#### Problem statement
Write the entries out again exactly as they stand, but without the pictures.

################

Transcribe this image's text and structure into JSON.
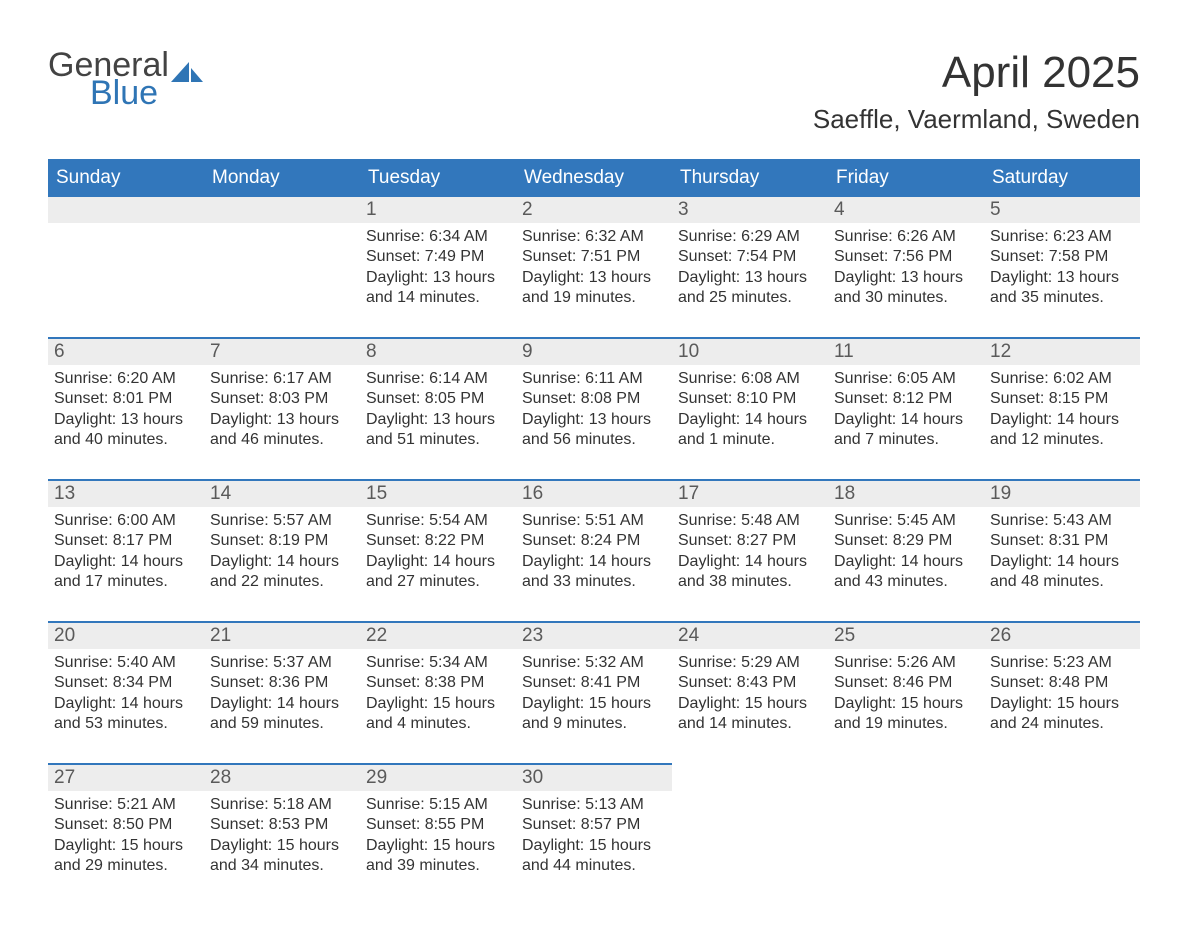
{
  "logo": {
    "general": "General",
    "blue": "Blue",
    "sail_color": "#2f75b5"
  },
  "title": "April 2025",
  "location": "Saeffle, Vaermland, Sweden",
  "colors": {
    "header_bg": "#3277bc",
    "header_text": "#ffffff",
    "daynum_bg": "#ededed",
    "daynum_text": "#5a5a5a",
    "body_text": "#333333",
    "row_divider": "#3277bc",
    "page_bg": "#ffffff"
  },
  "typography": {
    "title_fontsize": 44,
    "location_fontsize": 26,
    "weekday_fontsize": 19,
    "daynum_fontsize": 19,
    "body_fontsize": 16,
    "font_family": "Arial"
  },
  "weekdays": [
    "Sunday",
    "Monday",
    "Tuesday",
    "Wednesday",
    "Thursday",
    "Friday",
    "Saturday"
  ],
  "weeks": [
    [
      null,
      null,
      {
        "n": "1",
        "sunrise": "6:34 AM",
        "sunset": "7:49 PM",
        "daylight": "13 hours and 14 minutes."
      },
      {
        "n": "2",
        "sunrise": "6:32 AM",
        "sunset": "7:51 PM",
        "daylight": "13 hours and 19 minutes."
      },
      {
        "n": "3",
        "sunrise": "6:29 AM",
        "sunset": "7:54 PM",
        "daylight": "13 hours and 25 minutes."
      },
      {
        "n": "4",
        "sunrise": "6:26 AM",
        "sunset": "7:56 PM",
        "daylight": "13 hours and 30 minutes."
      },
      {
        "n": "5",
        "sunrise": "6:23 AM",
        "sunset": "7:58 PM",
        "daylight": "13 hours and 35 minutes."
      }
    ],
    [
      {
        "n": "6",
        "sunrise": "6:20 AM",
        "sunset": "8:01 PM",
        "daylight": "13 hours and 40 minutes."
      },
      {
        "n": "7",
        "sunrise": "6:17 AM",
        "sunset": "8:03 PM",
        "daylight": "13 hours and 46 minutes."
      },
      {
        "n": "8",
        "sunrise": "6:14 AM",
        "sunset": "8:05 PM",
        "daylight": "13 hours and 51 minutes."
      },
      {
        "n": "9",
        "sunrise": "6:11 AM",
        "sunset": "8:08 PM",
        "daylight": "13 hours and 56 minutes."
      },
      {
        "n": "10",
        "sunrise": "6:08 AM",
        "sunset": "8:10 PM",
        "daylight": "14 hours and 1 minute."
      },
      {
        "n": "11",
        "sunrise": "6:05 AM",
        "sunset": "8:12 PM",
        "daylight": "14 hours and 7 minutes."
      },
      {
        "n": "12",
        "sunrise": "6:02 AM",
        "sunset": "8:15 PM",
        "daylight": "14 hours and 12 minutes."
      }
    ],
    [
      {
        "n": "13",
        "sunrise": "6:00 AM",
        "sunset": "8:17 PM",
        "daylight": "14 hours and 17 minutes."
      },
      {
        "n": "14",
        "sunrise": "5:57 AM",
        "sunset": "8:19 PM",
        "daylight": "14 hours and 22 minutes."
      },
      {
        "n": "15",
        "sunrise": "5:54 AM",
        "sunset": "8:22 PM",
        "daylight": "14 hours and 27 minutes."
      },
      {
        "n": "16",
        "sunrise": "5:51 AM",
        "sunset": "8:24 PM",
        "daylight": "14 hours and 33 minutes."
      },
      {
        "n": "17",
        "sunrise": "5:48 AM",
        "sunset": "8:27 PM",
        "daylight": "14 hours and 38 minutes."
      },
      {
        "n": "18",
        "sunrise": "5:45 AM",
        "sunset": "8:29 PM",
        "daylight": "14 hours and 43 minutes."
      },
      {
        "n": "19",
        "sunrise": "5:43 AM",
        "sunset": "8:31 PM",
        "daylight": "14 hours and 48 minutes."
      }
    ],
    [
      {
        "n": "20",
        "sunrise": "5:40 AM",
        "sunset": "8:34 PM",
        "daylight": "14 hours and 53 minutes."
      },
      {
        "n": "21",
        "sunrise": "5:37 AM",
        "sunset": "8:36 PM",
        "daylight": "14 hours and 59 minutes."
      },
      {
        "n": "22",
        "sunrise": "5:34 AM",
        "sunset": "8:38 PM",
        "daylight": "15 hours and 4 minutes."
      },
      {
        "n": "23",
        "sunrise": "5:32 AM",
        "sunset": "8:41 PM",
        "daylight": "15 hours and 9 minutes."
      },
      {
        "n": "24",
        "sunrise": "5:29 AM",
        "sunset": "8:43 PM",
        "daylight": "15 hours and 14 minutes."
      },
      {
        "n": "25",
        "sunrise": "5:26 AM",
        "sunset": "8:46 PM",
        "daylight": "15 hours and 19 minutes."
      },
      {
        "n": "26",
        "sunrise": "5:23 AM",
        "sunset": "8:48 PM",
        "daylight": "15 hours and 24 minutes."
      }
    ],
    [
      {
        "n": "27",
        "sunrise": "5:21 AM",
        "sunset": "8:50 PM",
        "daylight": "15 hours and 29 minutes."
      },
      {
        "n": "28",
        "sunrise": "5:18 AM",
        "sunset": "8:53 PM",
        "daylight": "15 hours and 34 minutes."
      },
      {
        "n": "29",
        "sunrise": "5:15 AM",
        "sunset": "8:55 PM",
        "daylight": "15 hours and 39 minutes."
      },
      {
        "n": "30",
        "sunrise": "5:13 AM",
        "sunset": "8:57 PM",
        "daylight": "15 hours and 44 minutes."
      },
      null,
      null,
      null
    ]
  ],
  "labels": {
    "sunrise": "Sunrise:",
    "sunset": "Sunset:",
    "daylight": "Daylight:"
  }
}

################

#### Answer to this task
Transcribe this image's text and structure into JSON.
{
  "logo": {
    "general": "General",
    "blue": "Blue",
    "sail_color": "#2f75b5"
  },
  "title": "April 2025",
  "location": "Saeffle, Vaermland, Sweden",
  "colors": {
    "header_bg": "#3277bc",
    "header_text": "#ffffff",
    "daynum_bg": "#ededed",
    "daynum_text": "#5a5a5a",
    "body_text": "#333333",
    "row_divider": "#3277bc",
    "page_bg": "#ffffff"
  },
  "typography": {
    "title_fontsize": 44,
    "location_fontsize": 26,
    "weekday_fontsize": 19,
    "daynum_fontsize": 19,
    "body_fontsize": 16,
    "font_family": "Arial"
  },
  "weekdays": [
    "Sunday",
    "Monday",
    "Tuesday",
    "Wednesday",
    "Thursday",
    "Friday",
    "Saturday"
  ],
  "weeks": [
    [
      null,
      null,
      {
        "n": "1",
        "sunrise": "6:34 AM",
        "sunset": "7:49 PM",
        "daylight": "13 hours and 14 minutes."
      },
      {
        "n": "2",
        "sunrise": "6:32 AM",
        "sunset": "7:51 PM",
        "daylight": "13 hours and 19 minutes."
      },
      {
        "n": "3",
        "sunrise": "6:29 AM",
        "sunset": "7:54 PM",
        "daylight": "13 hours and 25 minutes."
      },
      {
        "n": "4",
        "sunrise": "6:26 AM",
        "sunset": "7:56 PM",
        "daylight": "13 hours and 30 minutes."
      },
      {
        "n": "5",
        "sunrise": "6:23 AM",
        "sunset": "7:58 PM",
        "daylight": "13 hours and 35 minutes."
      }
    ],
    [
      {
        "n": "6",
        "sunrise": "6:20 AM",
        "sunset": "8:01 PM",
        "daylight": "13 hours and 40 minutes."
      },
      {
        "n": "7",
        "sunrise": "6:17 AM",
        "sunset": "8:03 PM",
        "daylight": "13 hours and 46 minutes."
      },
      {
        "n": "8",
        "sunrise": "6:14 AM",
        "sunset": "8:05 PM",
        "daylight": "13 hours and 51 minutes."
      },
      {
        "n": "9",
        "sunrise": "6:11 AM",
        "sunset": "8:08 PM",
        "daylight": "13 hours and 56 minutes."
      },
      {
        "n": "10",
        "sunrise": "6:08 AM",
        "sunset": "8:10 PM",
        "daylight": "14 hours and 1 minute."
      },
      {
        "n": "11",
        "sunrise": "6:05 AM",
        "sunset": "8:12 PM",
        "daylight": "14 hours and 7 minutes."
      },
      {
        "n": "12",
        "sunrise": "6:02 AM",
        "sunset": "8:15 PM",
        "daylight": "14 hours and 12 minutes."
      }
    ],
    [
      {
        "n": "13",
        "sunrise": "6:00 AM",
        "sunset": "8:17 PM",
        "daylight": "14 hours and 17 minutes."
      },
      {
        "n": "14",
        "sunrise": "5:57 AM",
        "sunset": "8:19 PM",
        "daylight": "14 hours and 22 minutes."
      },
      {
        "n": "15",
        "sunrise": "5:54 AM",
        "sunset": "8:22 PM",
        "daylight": "14 hours and 27 minutes."
      },
      {
        "n": "16",
        "sunrise": "5:51 AM",
        "sunset": "8:24 PM",
        "daylight": "14 hours and 33 minutes."
      },
      {
        "n": "17",
        "sunrise": "5:48 AM",
        "sunset": "8:27 PM",
        "daylight": "14 hours and 38 minutes."
      },
      {
        "n": "18",
        "sunrise": "5:45 AM",
        "sunset": "8:29 PM",
        "daylight": "14 hours and 43 minutes."
      },
      {
        "n": "19",
        "sunrise": "5:43 AM",
        "sunset": "8:31 PM",
        "daylight": "14 hours and 48 minutes."
      }
    ],
    [
      {
        "n": "20",
        "sunrise": "5:40 AM",
        "sunset": "8:34 PM",
        "daylight": "14 hours and 53 minutes."
      },
      {
        "n": "21",
        "sunrise": "5:37 AM",
        "sunset": "8:36 PM",
        "daylight": "14 hours and 59 minutes."
      },
      {
        "n": "22",
        "sunrise": "5:34 AM",
        "sunset": "8:38 PM",
        "daylight": "15 hours and 4 minutes."
      },
      {
        "n": "23",
        "sunrise": "5:32 AM",
        "sunset": "8:41 PM",
        "daylight": "15 hours and 9 minutes."
      },
      {
        "n": "24",
        "sunrise": "5:29 AM",
        "sunset": "8:43 PM",
        "daylight": "15 hours and 14 minutes."
      },
      {
        "n": "25",
        "sunrise": "5:26 AM",
        "sunset": "8:46 PM",
        "daylight": "15 hours and 19 minutes."
      },
      {
        "n": "26",
        "sunrise": "5:23 AM",
        "sunset": "8:48 PM",
        "daylight": "15 hours and 24 minutes."
      }
    ],
    [
      {
        "n": "27",
        "sunrise": "5:21 AM",
        "sunset": "8:50 PM",
        "daylight": "15 hours and 29 minutes."
      },
      {
        "n": "28",
        "sunrise": "5:18 AM",
        "sunset": "8:53 PM",
        "daylight": "15 hours and 34 minutes."
      },
      {
        "n": "29",
        "sunrise": "5:15 AM",
        "sunset": "8:55 PM",
        "daylight": "15 hours and 39 minutes."
      },
      {
        "n": "30",
        "sunrise": "5:13 AM",
        "sunset": "8:57 PM",
        "daylight": "15 hours and 44 minutes."
      },
      null,
      null,
      null
    ]
  ],
  "labels": {
    "sunrise": "Sunrise:",
    "sunset": "Sunset:",
    "daylight": "Daylight:"
  }
}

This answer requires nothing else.